# WHAT THE TASK ASKS
Search the data below for the string "fibers". Extract every line that contains it.

# DATA
Begin

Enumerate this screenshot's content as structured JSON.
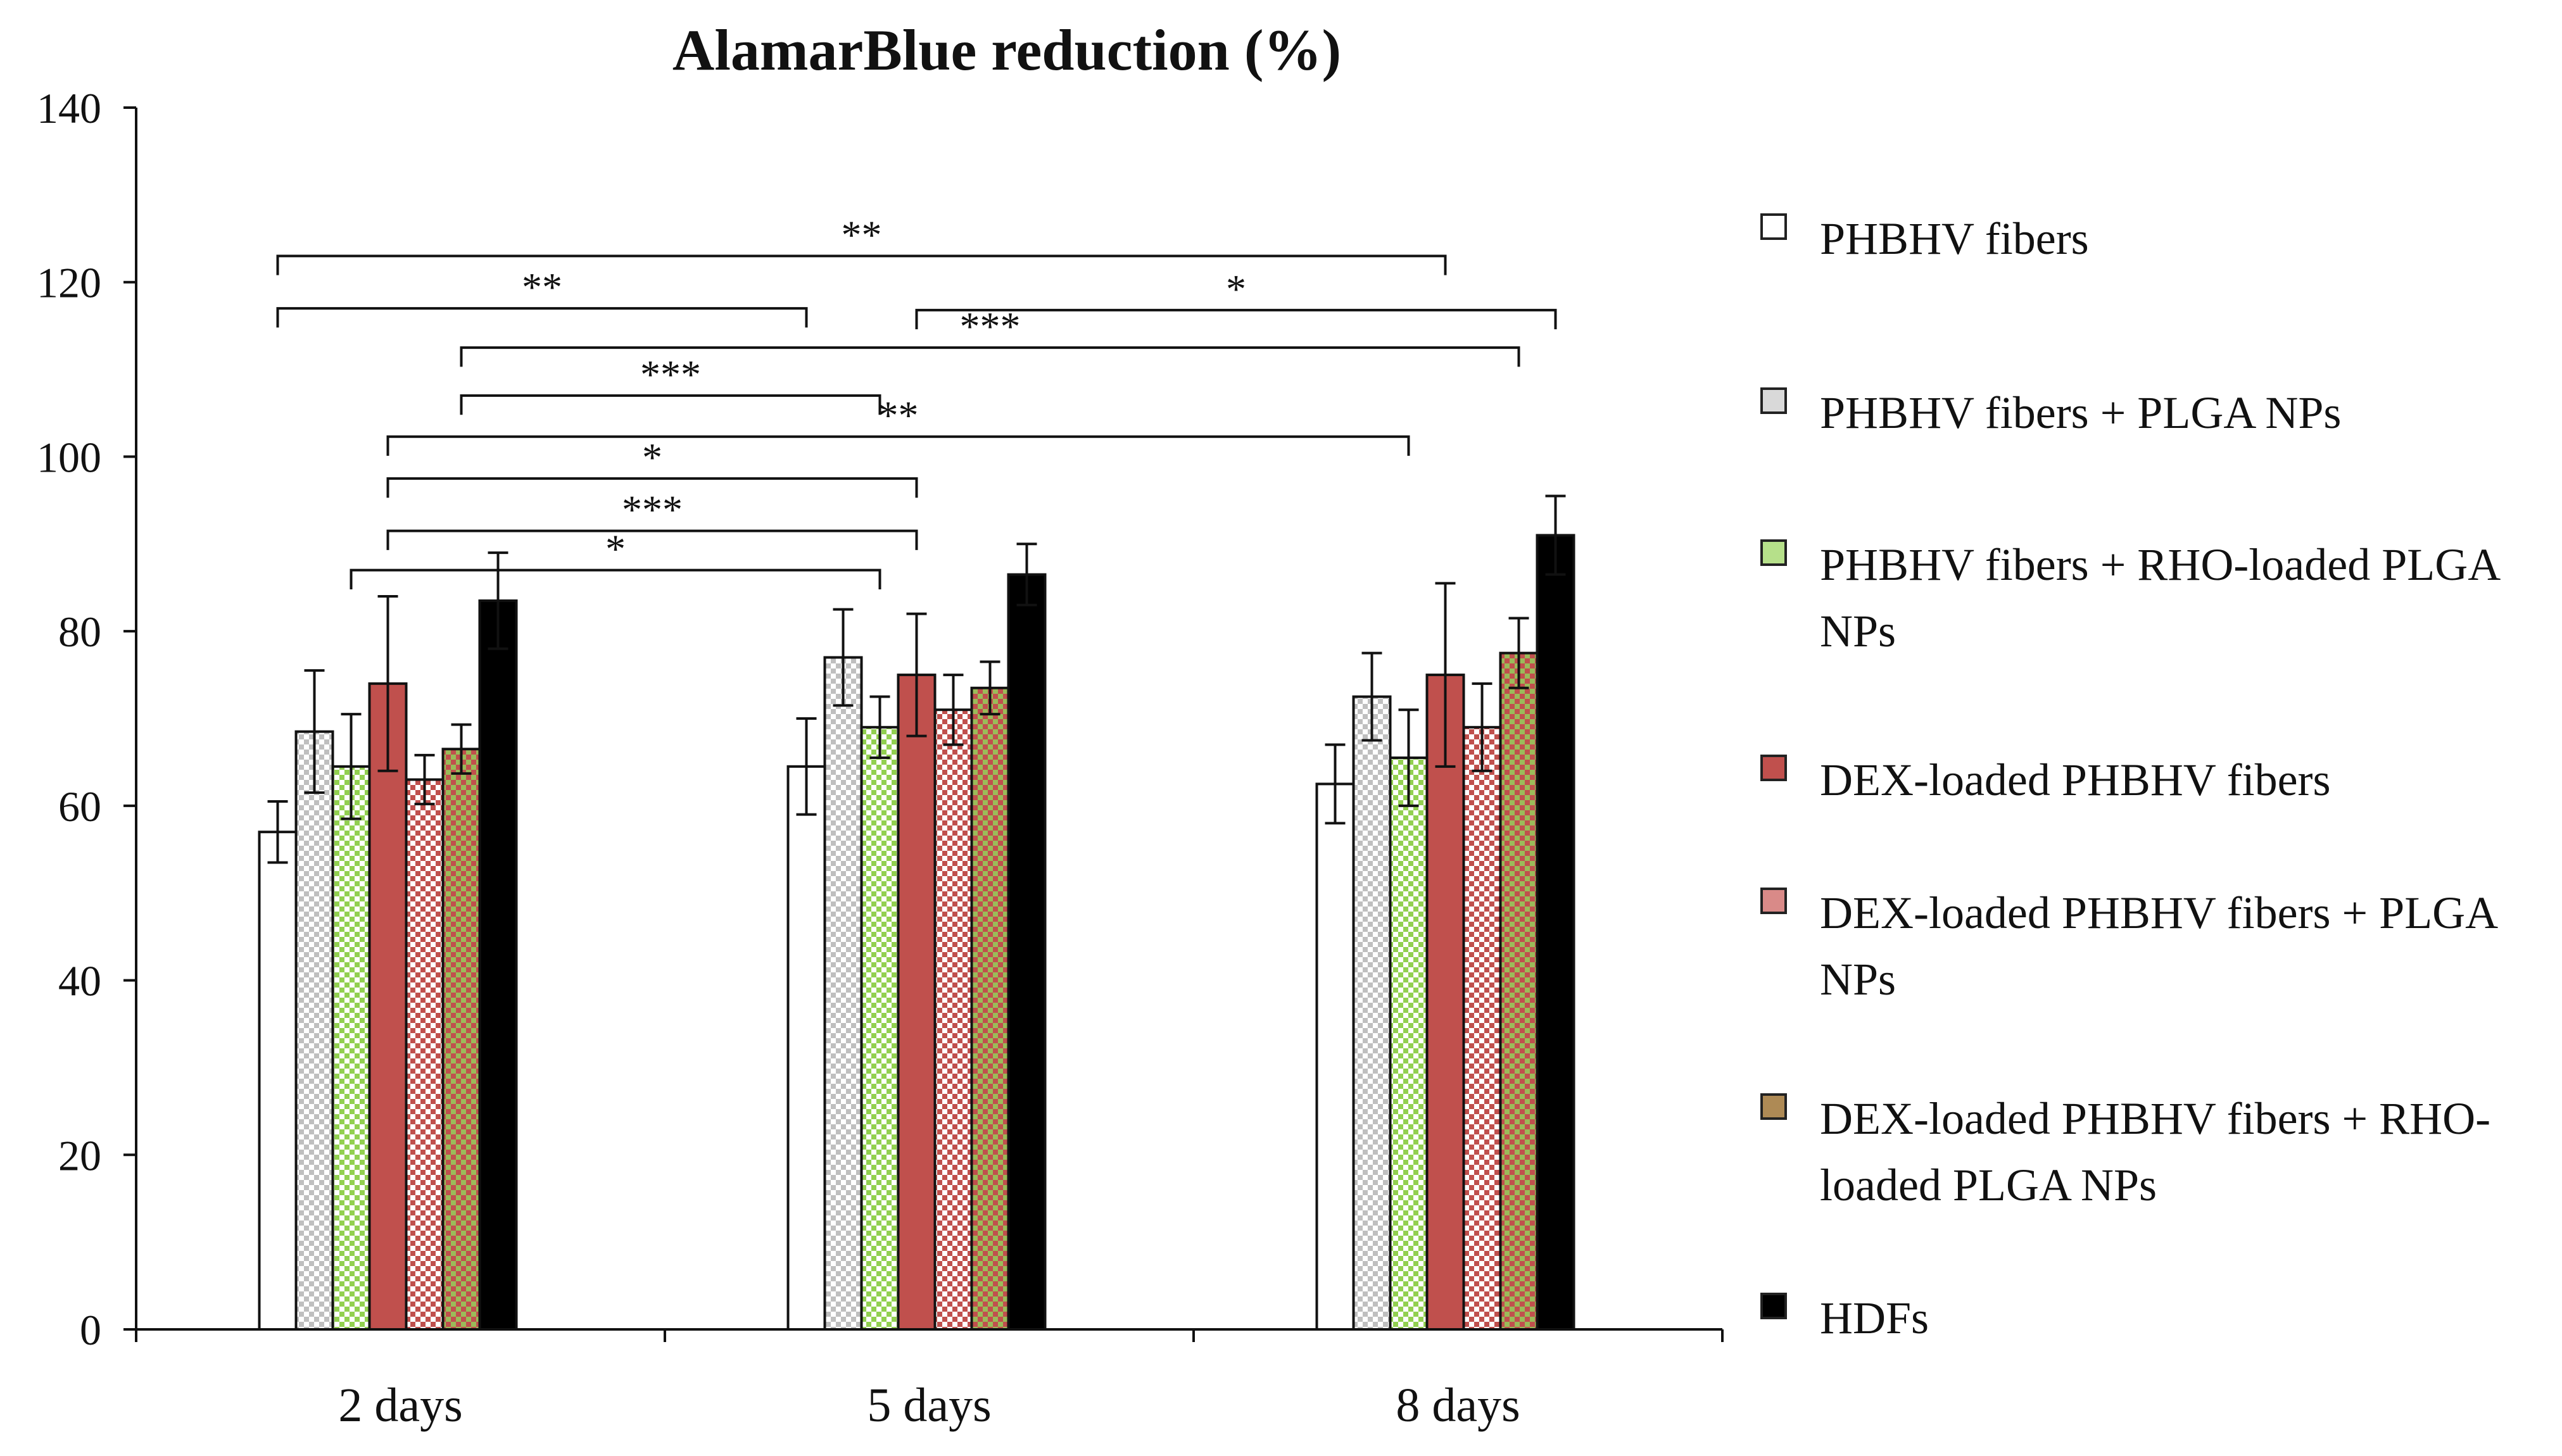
{
  "chart_data": {
    "type": "bar",
    "title": "AlamarBlue reduction (%)",
    "xlabel": "",
    "ylabel": "",
    "ylim": [
      0,
      140
    ],
    "yticks": [
      0,
      20,
      40,
      60,
      80,
      100,
      120,
      140
    ],
    "ytick_labels": [
      "0",
      "20",
      "40",
      "60",
      "80",
      "100",
      "120",
      "140"
    ],
    "categories": [
      "2 days",
      "5 days",
      "8 days"
    ],
    "series": [
      {
        "name": "PHBHV fibers",
        "values": [
          57,
          64.5,
          62.5
        ],
        "errors": [
          3.5,
          5.5,
          4.5
        ],
        "color": "#ffffff",
        "pattern": "solid"
      },
      {
        "name": "PHBHV fibers + PLGA NPs",
        "values": [
          68.5,
          77,
          72.5
        ],
        "errors": [
          7,
          5.5,
          5
        ],
        "color": "#bfbfbf",
        "pattern": "checker"
      },
      {
        "name": "PHBHV fibers + RHO-loaded PLGA NPs",
        "values": [
          64.5,
          69,
          65.5
        ],
        "errors": [
          6,
          3.5,
          5.5
        ],
        "color": "#92d050",
        "pattern": "checker"
      },
      {
        "name": "DEX-loaded PHBHV fibers",
        "values": [
          74,
          75,
          75
        ],
        "errors": [
          10,
          7,
          10.5
        ],
        "color": "#c0504d",
        "pattern": "solid"
      },
      {
        "name": "DEX-loaded PHBHV fibers + PLGA NPs",
        "values": [
          63,
          71,
          69
        ],
        "errors": [
          2.8,
          4,
          5
        ],
        "color": "#c0504d",
        "pattern": "checker"
      },
      {
        "name": "DEX-loaded PHBHV fibers + RHO-loaded PLGA NPs",
        "values": [
          66.5,
          73.5,
          77.5
        ],
        "errors": [
          2.8,
          3,
          4
        ],
        "color": "#9bbb59",
        "pattern": "checker"
      },
      {
        "name": "HDFs",
        "values": [
          83.5,
          86.5,
          91
        ],
        "errors": [
          5.5,
          3.5,
          4.5
        ],
        "color": "#000000",
        "pattern": "solid"
      }
    ],
    "annotations": [
      {
        "label": "**",
        "from": [
          0,
          0
        ],
        "to": [
          2,
          3
        ],
        "y": 123,
        "tick_drop": 2.2
      },
      {
        "label": "**",
        "from": [
          0,
          0
        ],
        "to": [
          1,
          0
        ],
        "y": 117,
        "tick_drop": 2.2
      },
      {
        "label": "*",
        "from": [
          1,
          3
        ],
        "to": [
          2,
          6
        ],
        "y": 116.8,
        "tick_drop": 2.2
      },
      {
        "label": "***",
        "from": [
          0,
          5
        ],
        "to": [
          2,
          5
        ],
        "y": 112.5,
        "tick_drop": 2.2
      },
      {
        "label": "***",
        "from": [
          0,
          5
        ],
        "to": [
          1,
          2
        ],
        "y": 107,
        "tick_drop": 2.2
      },
      {
        "label": "**",
        "from": [
          0,
          3
        ],
        "to": [
          2,
          2
        ],
        "y": 102.3,
        "tick_drop": 2.2
      },
      {
        "label": "*",
        "from": [
          0,
          3
        ],
        "to": [
          1,
          3
        ],
        "y": 97.5,
        "tick_drop": 2.2
      },
      {
        "label": "***",
        "from": [
          0,
          3
        ],
        "to": [
          1,
          3
        ],
        "y": 91.5,
        "tick_drop": 2.2
      },
      {
        "label": "*",
        "from": [
          0,
          2
        ],
        "to": [
          1,
          2
        ],
        "y": 87,
        "tick_drop": 2.2
      }
    ],
    "legend_position": "right"
  }
}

End

# WRITTEN SOLUTION
        "name": "PHBHV fibers",
        "name": "PHBHV fibers + PLGA NPs",
        "name": "PHBHV fibers + RHO-loaded PLGA NPs",
        "name": "DEX-loaded PHBHV fibers",
        "name": "DEX-loaded PHBHV fibers + PLGA NPs",
        "name": "DEX-loaded PHBHV fibers + RHO-loaded PLGA NPs",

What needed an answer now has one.